• _AIM OF THE TASK_: Below are records. Copy every line with "Sauce" in it.

— begin DATA EXTRACT —

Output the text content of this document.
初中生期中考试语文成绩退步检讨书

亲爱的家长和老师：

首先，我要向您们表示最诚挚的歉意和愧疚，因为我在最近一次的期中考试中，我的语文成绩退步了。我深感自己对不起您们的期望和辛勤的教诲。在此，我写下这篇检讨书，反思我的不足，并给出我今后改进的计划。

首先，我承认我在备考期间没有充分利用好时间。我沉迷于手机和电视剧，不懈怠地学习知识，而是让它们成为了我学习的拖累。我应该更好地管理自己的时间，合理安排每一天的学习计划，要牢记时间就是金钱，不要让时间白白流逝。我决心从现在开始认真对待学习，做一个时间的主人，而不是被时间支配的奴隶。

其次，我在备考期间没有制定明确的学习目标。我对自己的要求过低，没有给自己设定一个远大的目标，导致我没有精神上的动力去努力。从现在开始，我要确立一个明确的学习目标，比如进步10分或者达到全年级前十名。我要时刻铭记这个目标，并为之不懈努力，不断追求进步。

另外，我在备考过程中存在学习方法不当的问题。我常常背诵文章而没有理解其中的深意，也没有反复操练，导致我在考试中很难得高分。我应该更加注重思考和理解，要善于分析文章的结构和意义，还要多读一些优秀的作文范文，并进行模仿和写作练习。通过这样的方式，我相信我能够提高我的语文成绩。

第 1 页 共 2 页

— end DATA EXTRACT —
— begin DATA EXTRACT —

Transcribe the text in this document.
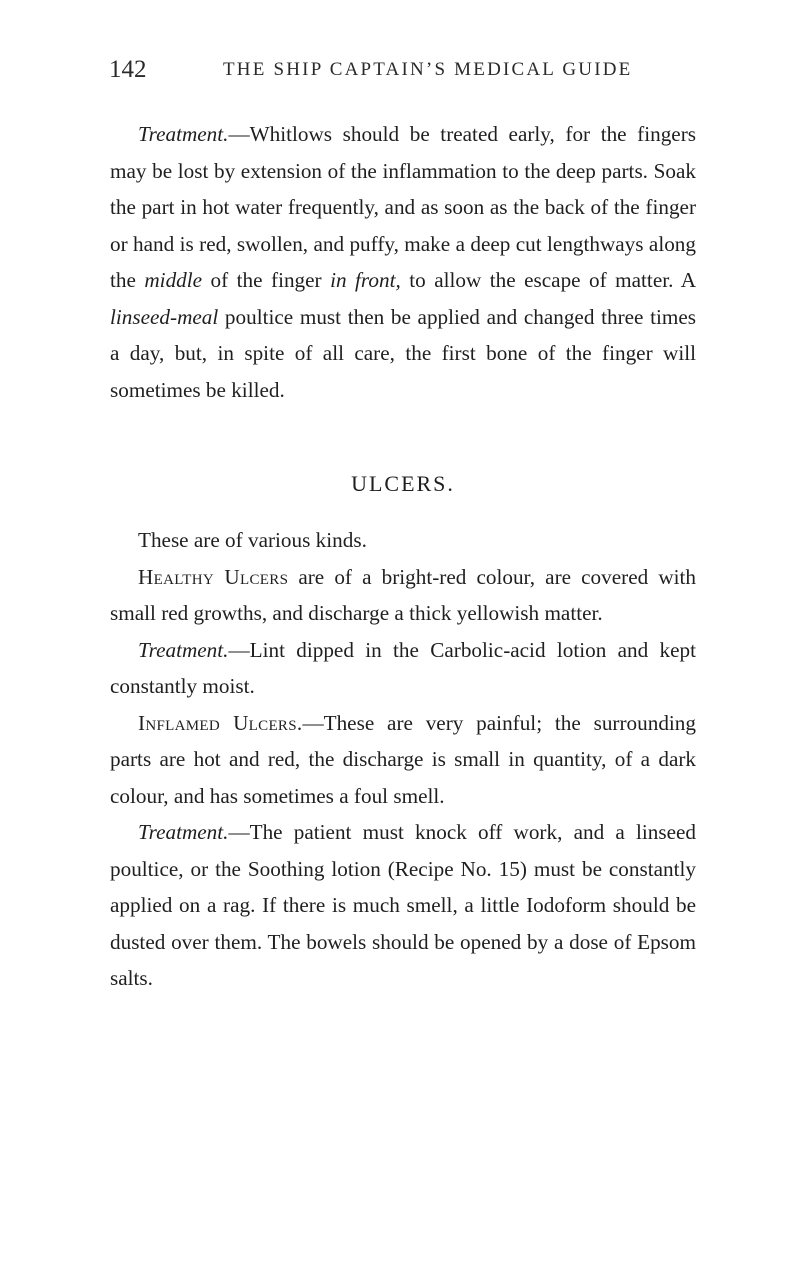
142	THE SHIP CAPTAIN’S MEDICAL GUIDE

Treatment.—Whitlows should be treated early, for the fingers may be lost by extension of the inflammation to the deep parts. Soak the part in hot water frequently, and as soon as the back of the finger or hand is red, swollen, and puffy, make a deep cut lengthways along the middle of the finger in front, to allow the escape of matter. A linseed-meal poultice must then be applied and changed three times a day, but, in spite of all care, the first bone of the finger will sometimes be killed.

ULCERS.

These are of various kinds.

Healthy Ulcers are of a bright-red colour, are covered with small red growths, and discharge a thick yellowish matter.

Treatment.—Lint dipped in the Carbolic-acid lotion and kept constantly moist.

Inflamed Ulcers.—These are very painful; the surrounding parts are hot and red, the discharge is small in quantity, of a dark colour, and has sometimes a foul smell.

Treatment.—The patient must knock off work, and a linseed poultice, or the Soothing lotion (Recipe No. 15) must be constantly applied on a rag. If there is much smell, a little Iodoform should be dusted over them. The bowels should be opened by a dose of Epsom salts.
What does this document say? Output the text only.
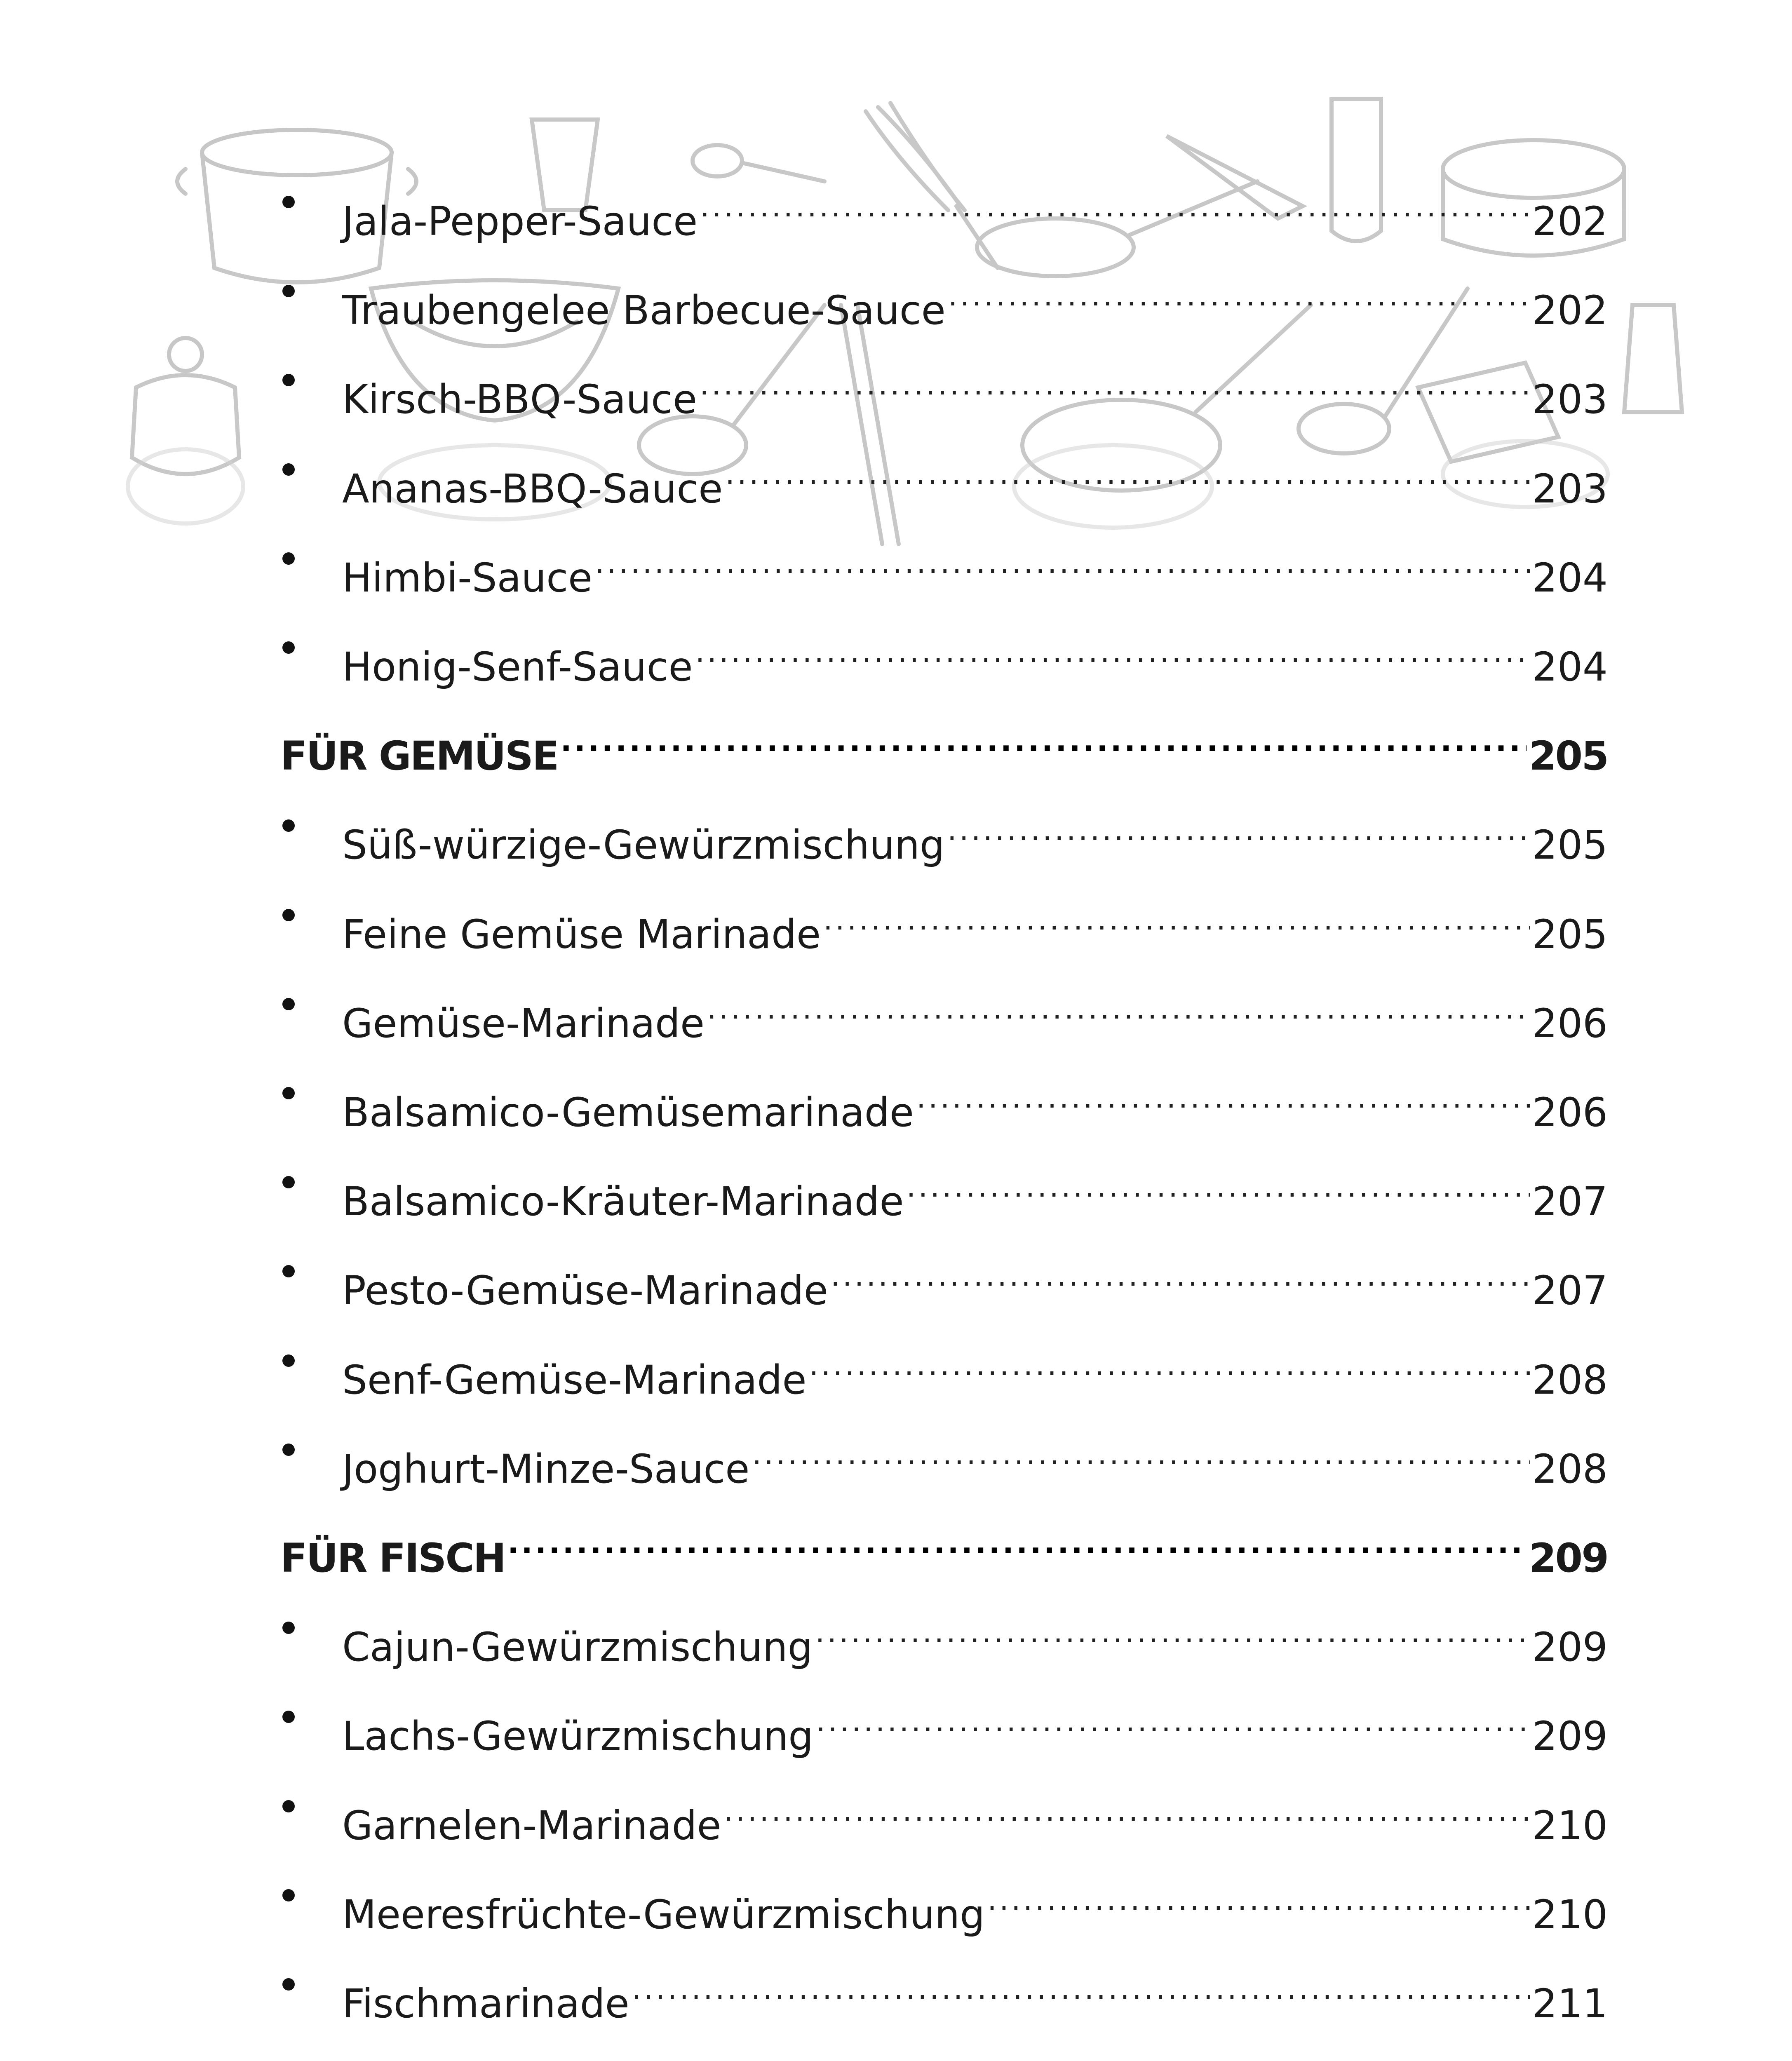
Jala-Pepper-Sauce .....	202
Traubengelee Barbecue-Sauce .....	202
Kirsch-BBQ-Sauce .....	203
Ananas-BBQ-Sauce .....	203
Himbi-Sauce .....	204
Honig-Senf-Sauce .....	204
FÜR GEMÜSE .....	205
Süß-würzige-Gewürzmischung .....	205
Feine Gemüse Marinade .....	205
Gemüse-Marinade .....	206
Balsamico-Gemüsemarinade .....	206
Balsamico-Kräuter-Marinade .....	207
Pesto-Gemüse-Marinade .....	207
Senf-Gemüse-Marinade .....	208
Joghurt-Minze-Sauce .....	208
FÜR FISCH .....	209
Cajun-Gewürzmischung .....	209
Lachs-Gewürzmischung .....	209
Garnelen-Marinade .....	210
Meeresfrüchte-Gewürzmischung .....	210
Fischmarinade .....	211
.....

— end DATA EXTRACT —
— begin DATA EXTRACT —

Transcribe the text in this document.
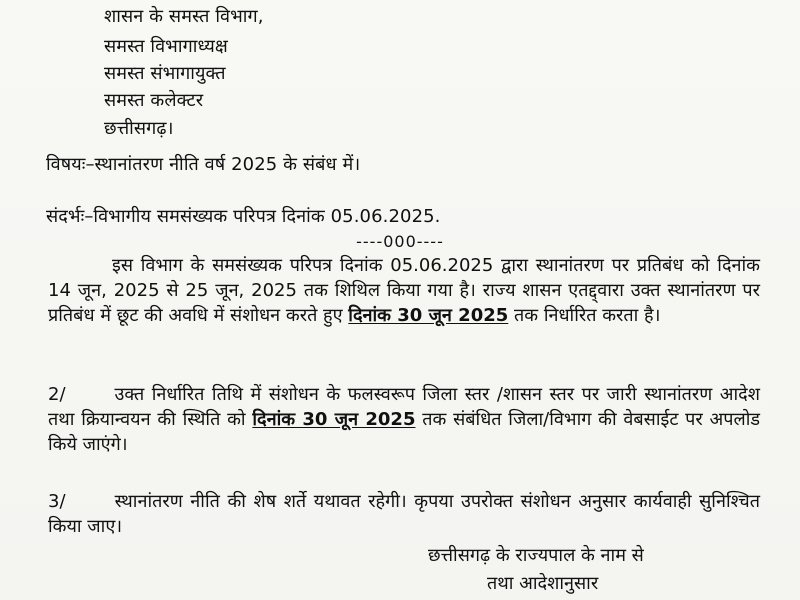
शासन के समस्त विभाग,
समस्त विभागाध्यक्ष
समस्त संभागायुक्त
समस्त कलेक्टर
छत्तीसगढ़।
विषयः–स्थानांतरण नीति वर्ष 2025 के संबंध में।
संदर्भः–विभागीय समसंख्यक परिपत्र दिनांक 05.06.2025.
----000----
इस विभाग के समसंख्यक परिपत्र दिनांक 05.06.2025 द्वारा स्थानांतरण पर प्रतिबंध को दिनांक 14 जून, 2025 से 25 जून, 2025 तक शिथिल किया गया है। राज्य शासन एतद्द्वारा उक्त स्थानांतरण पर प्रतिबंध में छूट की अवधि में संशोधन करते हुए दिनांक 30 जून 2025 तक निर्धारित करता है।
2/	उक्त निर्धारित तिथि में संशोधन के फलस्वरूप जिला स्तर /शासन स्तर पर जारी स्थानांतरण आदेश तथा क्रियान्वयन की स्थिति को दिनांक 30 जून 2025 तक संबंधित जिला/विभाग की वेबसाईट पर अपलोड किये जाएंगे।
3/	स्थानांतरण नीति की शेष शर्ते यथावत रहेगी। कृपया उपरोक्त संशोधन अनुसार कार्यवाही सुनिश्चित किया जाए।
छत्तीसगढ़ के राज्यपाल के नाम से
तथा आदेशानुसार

— end DATA EXTRACT —

• _WRITTEN ANSWER_:
Jala-Pepper-Sauce .....	202
Traubengelee Barbecue-Sauce .....	202
Kirsch-BBQ-Sauce .....	203
Ananas-BBQ-Sauce .....	203
Himbi-Sauce .....	204
Honig-Senf-Sauce .....	204
Joghurt-Minze-Sauce .....	208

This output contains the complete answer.